Data entries:
--- Begin ---

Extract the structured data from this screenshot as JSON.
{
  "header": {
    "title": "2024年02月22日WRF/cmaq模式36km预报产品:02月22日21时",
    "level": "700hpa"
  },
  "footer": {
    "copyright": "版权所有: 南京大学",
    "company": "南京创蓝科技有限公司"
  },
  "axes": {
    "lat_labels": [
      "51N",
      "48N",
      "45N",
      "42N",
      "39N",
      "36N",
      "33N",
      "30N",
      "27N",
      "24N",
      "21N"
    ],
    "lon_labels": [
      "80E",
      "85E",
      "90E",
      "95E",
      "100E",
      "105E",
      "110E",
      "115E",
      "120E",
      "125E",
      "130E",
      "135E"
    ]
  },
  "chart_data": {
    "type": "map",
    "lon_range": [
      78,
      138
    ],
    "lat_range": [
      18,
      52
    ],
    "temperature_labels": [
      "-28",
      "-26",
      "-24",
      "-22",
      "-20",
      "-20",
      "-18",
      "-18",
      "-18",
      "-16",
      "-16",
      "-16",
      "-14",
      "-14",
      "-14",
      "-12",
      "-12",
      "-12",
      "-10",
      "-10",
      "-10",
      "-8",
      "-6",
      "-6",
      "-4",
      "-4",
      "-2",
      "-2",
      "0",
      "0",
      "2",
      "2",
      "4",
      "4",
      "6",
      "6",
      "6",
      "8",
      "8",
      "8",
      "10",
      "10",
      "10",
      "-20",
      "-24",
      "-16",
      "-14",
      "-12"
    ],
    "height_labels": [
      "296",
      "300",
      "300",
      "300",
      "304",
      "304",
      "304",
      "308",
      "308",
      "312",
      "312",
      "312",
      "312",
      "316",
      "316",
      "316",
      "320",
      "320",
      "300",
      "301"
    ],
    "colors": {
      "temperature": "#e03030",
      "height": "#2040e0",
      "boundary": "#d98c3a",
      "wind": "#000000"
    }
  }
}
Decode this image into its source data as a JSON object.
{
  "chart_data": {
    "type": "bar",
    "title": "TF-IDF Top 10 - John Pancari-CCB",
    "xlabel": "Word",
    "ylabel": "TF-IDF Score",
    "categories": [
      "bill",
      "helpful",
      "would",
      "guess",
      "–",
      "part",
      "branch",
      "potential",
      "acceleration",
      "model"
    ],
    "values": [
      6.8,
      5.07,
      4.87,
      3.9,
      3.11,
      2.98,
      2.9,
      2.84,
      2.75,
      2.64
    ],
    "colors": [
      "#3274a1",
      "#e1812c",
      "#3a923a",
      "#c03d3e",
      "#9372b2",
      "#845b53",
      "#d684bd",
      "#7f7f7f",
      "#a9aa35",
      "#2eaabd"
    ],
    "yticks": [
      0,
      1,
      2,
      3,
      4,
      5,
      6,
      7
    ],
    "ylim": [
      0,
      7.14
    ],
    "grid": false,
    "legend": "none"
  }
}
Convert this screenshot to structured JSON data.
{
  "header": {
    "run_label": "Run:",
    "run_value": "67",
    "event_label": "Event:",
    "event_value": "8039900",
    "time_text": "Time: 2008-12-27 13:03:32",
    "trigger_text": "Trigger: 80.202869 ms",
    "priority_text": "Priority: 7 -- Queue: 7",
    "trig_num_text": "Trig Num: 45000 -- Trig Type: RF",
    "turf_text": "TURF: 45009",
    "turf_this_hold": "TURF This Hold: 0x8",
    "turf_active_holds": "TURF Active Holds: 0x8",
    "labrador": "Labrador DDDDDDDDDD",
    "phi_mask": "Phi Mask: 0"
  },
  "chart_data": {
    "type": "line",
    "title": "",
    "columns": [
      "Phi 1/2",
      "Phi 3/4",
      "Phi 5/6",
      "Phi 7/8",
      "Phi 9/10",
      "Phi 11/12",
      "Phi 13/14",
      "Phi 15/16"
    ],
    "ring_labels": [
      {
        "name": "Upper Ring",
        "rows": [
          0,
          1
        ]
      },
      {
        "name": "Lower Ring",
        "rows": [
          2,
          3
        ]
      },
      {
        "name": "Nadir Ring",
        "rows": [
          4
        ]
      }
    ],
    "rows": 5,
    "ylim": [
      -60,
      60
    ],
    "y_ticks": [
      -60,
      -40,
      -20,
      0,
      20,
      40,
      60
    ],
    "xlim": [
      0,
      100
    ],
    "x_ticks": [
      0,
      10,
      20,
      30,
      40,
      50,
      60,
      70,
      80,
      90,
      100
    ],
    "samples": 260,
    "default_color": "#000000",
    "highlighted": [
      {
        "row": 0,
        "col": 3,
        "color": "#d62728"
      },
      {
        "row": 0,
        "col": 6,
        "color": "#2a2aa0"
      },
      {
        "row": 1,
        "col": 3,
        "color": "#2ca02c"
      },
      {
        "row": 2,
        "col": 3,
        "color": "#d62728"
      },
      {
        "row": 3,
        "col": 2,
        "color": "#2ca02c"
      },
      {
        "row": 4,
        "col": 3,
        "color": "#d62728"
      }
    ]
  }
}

--- End ---

**Task to carry out**
Please output the entries above, every line exactly as it reads.

**Worked solution**
Extract the structured data from this screenshot as JSON.
{
  "header": {
    "title": "2024年02月22日WRF/cmaq模式36km预报产品:02月22日21时",
    "level": "700hpa"
  },
  "footer": {
    "copyright": "版权所有: 南京大学",
    "company": "南京创蓝科技有限公司"
  },
  "axes": {
    "lat_labels": [
      "51N",
      "48N",
      "45N",
      "42N",
      "39N",
      "36N",
      "33N",
      "30N",
      "27N",
      "24N",
      "21N"
    ],
    "lon_labels": [
      "80E",
      "85E",
      "90E",
      "95E",
      "100E",
      "105E",
      "110E",
      "115E",
      "120E",
      "125E",
      "130E",
      "135E"
    ]
  },
  "chart_data": {
    "type": "map",
    "lon_range": [
      78,
      138
    ],
    "lat_range": [
      18,
      52
    ],
    "temperature_labels": [
      "-28",
      "-26",
      "-24",
      "-22",
      "-20",
      "-20",
      "-18",
      "-18",
      "-18",
      "-16",
      "-16",
      "-16",
      "-14",
      "-14",
      "-14",
      "-12",
      "-12",
      "-12",
      "-10",
      "-10",
      "-10",
      "-8",
      "-6",
      "-6",
      "-4",
      "-4",
      "-2",
      "-2",
      "0",
      "0",
      "2",
      "2",
      "4",
      "4",
      "6",
      "6",
      "6",
      "8",
      "8",
      "8",
      "10",
      "10",
      "10",
      "-20",
      "-24",
      "-16",
      "-14",
      "-12"
    ],
    "height_labels": [
      "296",
      "300",
      "300",
      "300",
      "304",
      "304",
      "304",
      "308",
      "308",
      "312",
      "312",
      "312",
      "312",
      "316",
      "316",
      "316",
      "320",
      "320",
      "300",
      "301"
    ],
    "colors": {
      "temperature": "#e03030",
      "height": "#2040e0",
      "boundary": "#d98c3a",
      "wind": "#000000"
    }
  }
}
Decode this image into its source data as a JSON object.
{
  "chart_data": {
    "type": "bar",
    "title": "TF-IDF Top 10 - John Pancari-CCB",
    "xlabel": "Word",
    "ylabel": "TF-IDF Score",
    "categories": [
      "bill",
      "helpful",
      "would",
      "guess",
      "–",
      "part",
      "branch",
      "potential",
      "acceleration",
      "model"
    ],
    "values": [
      6.8,
      5.07,
      4.87,
      3.9,
      3.11,
      2.98,
      2.9,
      2.84,
      2.75,
      2.64
    ],
    "colors": [
      "#3274a1",
      "#e1812c",
      "#3a923a",
      "#c03d3e",
      "#9372b2",
      "#845b53",
      "#d684bd",
      "#7f7f7f",
      "#a9aa35",
      "#2eaabd"
    ],
    "yticks": [
      0,
      1,
      2,
      3,
      4,
      5,
      6,
      7
    ],
    "ylim": [
      0,
      7.14
    ],
    "grid": false,
    "legend": "none"
  }
}
Convert this screenshot to structured JSON data.
{
  "header": {
    "run_label": "Run:",
    "run_value": "67",
    "event_label": "Event:",
    "event_value": "8039900",
    "time_text": "Time: 2008-12-27 13:03:32",
    "trigger_text": "Trigger: 80.202869 ms",
    "priority_text": "Priority: 7 -- Queue: 7",
    "trig_num_text": "Trig Num: 45000 -- Trig Type: RF",
    "turf_text": "TURF: 45009",
    "turf_this_hold": "TURF This Hold: 0x8",
    "turf_active_holds": "TURF Active Holds: 0x8",
    "labrador": "Labrador DDDDDDDDDD",
    "phi_mask": "Phi Mask: 0"
  },
  "chart_data": {
    "type": "line",
    "title": "",
    "columns": [
      "Phi 1/2",
      "Phi 3/4",
      "Phi 5/6",
      "Phi 7/8",
      "Phi 9/10",
      "Phi 11/12",
      "Phi 13/14",
      "Phi 15/16"
    ],
    "ring_labels": [
      {
        "name": "Upper Ring",
        "rows": [
          0,
          1
        ]
      },
      {
        "name": "Lower Ring",
        "rows": [
          2,
          3
        ]
      },
      {
        "name": "Nadir Ring",
        "rows": [
          4
        ]
      }
    ],
    "rows": 5,
    "ylim": [
      -60,
      60
    ],
    "y_ticks": [
      -60,
      -40,
      -20,
      0,
      20,
      40,
      60
    ],
    "xlim": [
      0,
      100
    ],
    "x_ticks": [
      0,
      10,
      20,
      30,
      40,
      50,
      60,
      70,
      80,
      90,
      100
    ],
    "samples": 260,
    "default_color": "#000000",
    "highlighted": [
      {
        "row": 0,
        "col": 3,
        "color": "#d62728"
      },
      {
        "row": 0,
        "col": 6,
        "color": "#2a2aa0"
      },
      {
        "row": 1,
        "col": 3,
        "color": "#2ca02c"
      },
      {
        "row": 2,
        "col": 3,
        "color": "#d62728"
      },
      {
        "row": 3,
        "col": 2,
        "color": "#2ca02c"
      },
      {
        "row": 4,
        "col": 3,
        "color": "#d62728"
      }
    ]
  }
}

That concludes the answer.